Challenge 1: Copy the passage on attracting birds to your backyard in full, keeping every word and line unchanged.

Supplied text:
- - -
Written by Mike Cahill, https://www.redfin.com/blog/how-to-attract-birds-to-your-backyard/

When trying to attract birds to your home creating a habitat that serves their basic needs is essential. Food, water, and shelter are key but aren’t the only variables you need to consider. While these satisfy their physiological needs, birds also prefer a safe space where they can socialize freely. That’s why we reached out to the birdwatching experts from Vancouver to New York to provide you with a few creative ways to attract birds to your home.

Foster a bird haven

The most effective way to attract many different species of birds to your yard is to offer a wide variety of food sources including seeds (especially black oil sunflower seeds), suet, nuts, jelly, sugar water (for hummingbirds) and fruits. Also consider installing native plants, fruit-bearing trees, and shrubs in varying degrees of density in your backyard to promote an attractive, safe habitat for the birds to forage, roost and nest in. It’s also a good idea to put out a birdbath or install a small pond garden so that the birds have someplace to bathe, cool off and grab a drink, something that is particularly important during the summer months. Lastly, make sure that you clean your feeders and birdbath periodically and keep your feeders full. Following these steps, it won’t be long before your backyard will become a bird lover’s paradise! – Birdwatching N.C.
- - -
Exercise data:

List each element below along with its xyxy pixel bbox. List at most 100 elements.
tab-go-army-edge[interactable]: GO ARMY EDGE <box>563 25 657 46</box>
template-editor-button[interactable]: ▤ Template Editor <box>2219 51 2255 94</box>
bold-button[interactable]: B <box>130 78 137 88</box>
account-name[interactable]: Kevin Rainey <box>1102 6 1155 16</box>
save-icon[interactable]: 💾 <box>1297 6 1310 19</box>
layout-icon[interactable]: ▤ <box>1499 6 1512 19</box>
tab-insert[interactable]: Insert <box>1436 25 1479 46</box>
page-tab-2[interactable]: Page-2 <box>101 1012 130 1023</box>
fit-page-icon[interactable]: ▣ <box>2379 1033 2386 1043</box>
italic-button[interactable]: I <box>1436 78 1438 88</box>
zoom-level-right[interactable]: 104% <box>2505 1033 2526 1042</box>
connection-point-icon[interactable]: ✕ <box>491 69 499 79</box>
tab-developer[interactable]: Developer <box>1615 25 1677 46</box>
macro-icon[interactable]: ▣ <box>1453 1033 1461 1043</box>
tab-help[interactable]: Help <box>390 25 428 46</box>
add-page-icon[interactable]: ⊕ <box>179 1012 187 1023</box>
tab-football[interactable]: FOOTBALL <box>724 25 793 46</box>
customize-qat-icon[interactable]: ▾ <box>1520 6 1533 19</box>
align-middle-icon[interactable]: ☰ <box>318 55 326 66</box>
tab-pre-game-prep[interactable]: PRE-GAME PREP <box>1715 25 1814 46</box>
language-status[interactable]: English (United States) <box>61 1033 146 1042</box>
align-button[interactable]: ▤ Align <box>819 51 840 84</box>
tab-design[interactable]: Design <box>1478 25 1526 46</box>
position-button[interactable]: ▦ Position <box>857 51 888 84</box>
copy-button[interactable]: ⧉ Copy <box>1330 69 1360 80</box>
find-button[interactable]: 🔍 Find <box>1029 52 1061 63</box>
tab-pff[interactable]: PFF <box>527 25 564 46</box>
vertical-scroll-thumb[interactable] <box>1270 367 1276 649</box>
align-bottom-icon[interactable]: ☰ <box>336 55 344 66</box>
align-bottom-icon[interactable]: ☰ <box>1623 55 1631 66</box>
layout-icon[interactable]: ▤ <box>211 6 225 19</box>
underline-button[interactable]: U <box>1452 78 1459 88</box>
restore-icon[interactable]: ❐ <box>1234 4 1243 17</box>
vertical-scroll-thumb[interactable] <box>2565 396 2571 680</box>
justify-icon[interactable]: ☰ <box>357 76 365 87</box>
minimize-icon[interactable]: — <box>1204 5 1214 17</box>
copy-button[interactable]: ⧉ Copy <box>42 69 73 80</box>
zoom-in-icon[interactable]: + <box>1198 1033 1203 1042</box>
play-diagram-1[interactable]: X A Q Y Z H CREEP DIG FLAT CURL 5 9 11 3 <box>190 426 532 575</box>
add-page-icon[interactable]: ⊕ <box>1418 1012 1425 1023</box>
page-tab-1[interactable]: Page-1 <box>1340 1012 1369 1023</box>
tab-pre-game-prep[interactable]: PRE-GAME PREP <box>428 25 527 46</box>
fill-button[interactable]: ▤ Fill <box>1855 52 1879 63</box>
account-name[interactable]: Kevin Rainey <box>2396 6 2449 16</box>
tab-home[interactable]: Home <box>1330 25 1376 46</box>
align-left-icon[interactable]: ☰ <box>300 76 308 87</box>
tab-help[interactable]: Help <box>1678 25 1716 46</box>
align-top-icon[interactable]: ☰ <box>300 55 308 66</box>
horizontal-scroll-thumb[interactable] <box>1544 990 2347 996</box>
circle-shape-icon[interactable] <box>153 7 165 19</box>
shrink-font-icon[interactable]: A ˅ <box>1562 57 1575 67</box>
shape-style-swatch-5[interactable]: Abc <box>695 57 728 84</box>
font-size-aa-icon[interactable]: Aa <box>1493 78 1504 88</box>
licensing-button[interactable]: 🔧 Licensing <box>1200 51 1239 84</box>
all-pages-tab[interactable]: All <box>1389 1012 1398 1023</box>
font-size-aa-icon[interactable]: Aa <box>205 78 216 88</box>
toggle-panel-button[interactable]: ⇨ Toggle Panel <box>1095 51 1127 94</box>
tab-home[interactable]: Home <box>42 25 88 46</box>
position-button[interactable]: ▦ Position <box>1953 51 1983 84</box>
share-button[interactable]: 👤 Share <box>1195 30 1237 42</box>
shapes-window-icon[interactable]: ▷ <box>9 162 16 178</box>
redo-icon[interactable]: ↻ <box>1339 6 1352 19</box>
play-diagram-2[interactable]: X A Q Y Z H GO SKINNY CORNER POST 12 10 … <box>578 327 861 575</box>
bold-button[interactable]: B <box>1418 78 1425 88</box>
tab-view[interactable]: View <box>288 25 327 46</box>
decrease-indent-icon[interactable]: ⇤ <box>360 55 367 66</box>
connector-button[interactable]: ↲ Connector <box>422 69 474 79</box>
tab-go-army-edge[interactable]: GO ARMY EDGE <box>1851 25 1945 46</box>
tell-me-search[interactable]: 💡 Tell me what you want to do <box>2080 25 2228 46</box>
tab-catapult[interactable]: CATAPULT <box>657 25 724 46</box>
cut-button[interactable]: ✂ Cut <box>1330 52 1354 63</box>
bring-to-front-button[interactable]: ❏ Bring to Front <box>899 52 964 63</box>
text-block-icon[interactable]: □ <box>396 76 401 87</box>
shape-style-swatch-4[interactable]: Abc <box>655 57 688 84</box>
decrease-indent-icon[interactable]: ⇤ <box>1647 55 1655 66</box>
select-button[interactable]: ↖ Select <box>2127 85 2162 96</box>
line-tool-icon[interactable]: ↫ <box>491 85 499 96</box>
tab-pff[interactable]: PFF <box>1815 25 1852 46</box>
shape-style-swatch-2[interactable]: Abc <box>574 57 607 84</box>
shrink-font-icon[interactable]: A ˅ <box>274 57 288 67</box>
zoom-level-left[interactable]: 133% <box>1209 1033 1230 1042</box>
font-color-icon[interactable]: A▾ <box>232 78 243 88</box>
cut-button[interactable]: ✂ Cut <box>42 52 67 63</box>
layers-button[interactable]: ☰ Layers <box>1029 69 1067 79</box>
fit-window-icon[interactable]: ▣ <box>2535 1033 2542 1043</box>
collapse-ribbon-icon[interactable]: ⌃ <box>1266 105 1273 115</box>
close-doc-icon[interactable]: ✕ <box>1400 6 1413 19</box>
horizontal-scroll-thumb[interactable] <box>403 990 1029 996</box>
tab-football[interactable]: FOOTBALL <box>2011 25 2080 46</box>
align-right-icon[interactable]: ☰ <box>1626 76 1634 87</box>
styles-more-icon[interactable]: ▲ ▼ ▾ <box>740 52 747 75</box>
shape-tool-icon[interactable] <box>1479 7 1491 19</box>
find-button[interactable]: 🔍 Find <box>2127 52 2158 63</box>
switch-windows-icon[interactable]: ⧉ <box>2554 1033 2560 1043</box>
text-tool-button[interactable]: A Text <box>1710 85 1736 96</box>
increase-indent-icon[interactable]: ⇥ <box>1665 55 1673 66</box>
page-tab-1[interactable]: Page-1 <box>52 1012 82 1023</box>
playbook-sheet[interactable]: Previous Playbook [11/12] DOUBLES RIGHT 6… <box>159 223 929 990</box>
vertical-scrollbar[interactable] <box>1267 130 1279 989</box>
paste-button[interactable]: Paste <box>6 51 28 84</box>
- - -
Challenge 2: Repeat everything in the records from their first line down to the line containing "align-bottom-icon[interactable]: ☰ <box>336", both ends included, word for word and nothing else.

Written reply 1:
Written by Mike Cahill, https://www.redfin.com/blog/how-to-attract-birds-to-your-backyard/

When trying to attract birds to your home creating a habitat that serves their basic needs is essential. Food, water, and shelter are key but aren’t the only variables you need to consider. While these satisfy their physiological needs, birds also prefer a safe space where they can socialize freely. That’s why we reached out to the birdwatching experts from Vancouver to New York to provide you with a few creative ways to attract birds to your home.

Foster a bird haven

The most effective way to attract many different species of birds to your yard is to offer a wide variety of food sources including seeds (especially black oil sunflower seeds), suet, nuts, jelly, sugar water (for hummingbirds) and fruits. Also consider installing native plants, fruit-bearing trees, and shrubs in varying degrees of density in your backyard to promote an attractive, safe habitat for the birds to forage, roost and nest in. It’s also a good idea to put out a birdbath or install a small pond garden so that the birds have someplace to bathe, cool off and grab a drink, something that is particularly important during the summer months. Lastly, make sure that you clean your feeders and birdbath periodically and keep your feeders full. Following these steps, it won’t be long before your backyard will become a bird lover’s paradise! – Birdwatching N.C.

Written reply 2:
List each element below along with its xyxy pixel bbox. List at most 100 elements.
tab-go-army-edge[interactable]: GO ARMY EDGE <box>563 25 657 46</box>
template-editor-button[interactable]: ▤ Template Editor <box>2219 51 2255 94</box>
bold-button[interactable]: B <box>130 78 137 88</box>
account-name[interactable]: Kevin Rainey <box>1102 6 1155 16</box>
save-icon[interactable]: 💾 <box>1297 6 1310 19</box>
layout-icon[interactable]: ▤ <box>1499 6 1512 19</box>
tab-insert[interactable]: Insert <box>1436 25 1479 46</box>
page-tab-2[interactable]: Page-2 <box>101 1012 130 1023</box>
fit-page-icon[interactable]: ▣ <box>2379 1033 2386 1043</box>
italic-button[interactable]: I <box>1436 78 1438 88</box>
zoom-level-right[interactable]: 104% <box>2505 1033 2526 1042</box>
connection-point-icon[interactable]: ✕ <box>491 69 499 79</box>
tab-developer[interactable]: Developer <box>1615 25 1677 46</box>
macro-icon[interactable]: ▣ <box>1453 1033 1461 1043</box>
tab-help[interactable]: Help <box>390 25 428 46</box>
add-page-icon[interactable]: ⊕ <box>179 1012 187 1023</box>
tab-football[interactable]: FOOTBALL <box>724 25 793 46</box>
customize-qat-icon[interactable]: ▾ <box>1520 6 1533 19</box>
align-middle-icon[interactable]: ☰ <box>318 55 326 66</box>
tab-pre-game-prep[interactable]: PRE-GAME PREP <box>1715 25 1814 46</box>
language-status[interactable]: English (United States) <box>61 1033 146 1042</box>
align-button[interactable]: ▤ Align <box>819 51 840 84</box>
tab-design[interactable]: Design <box>1478 25 1526 46</box>
position-button[interactable]: ▦ Position <box>857 51 888 84</box>
copy-button[interactable]: ⧉ Copy <box>1330 69 1360 80</box>
find-button[interactable]: 🔍 Find <box>1029 52 1061 63</box>
tab-pff[interactable]: PFF <box>527 25 564 46</box>
vertical-scroll-thumb[interactable] <box>1270 367 1276 649</box>
align-bottom-icon[interactable]: ☰ <box>336 55 344 66</box>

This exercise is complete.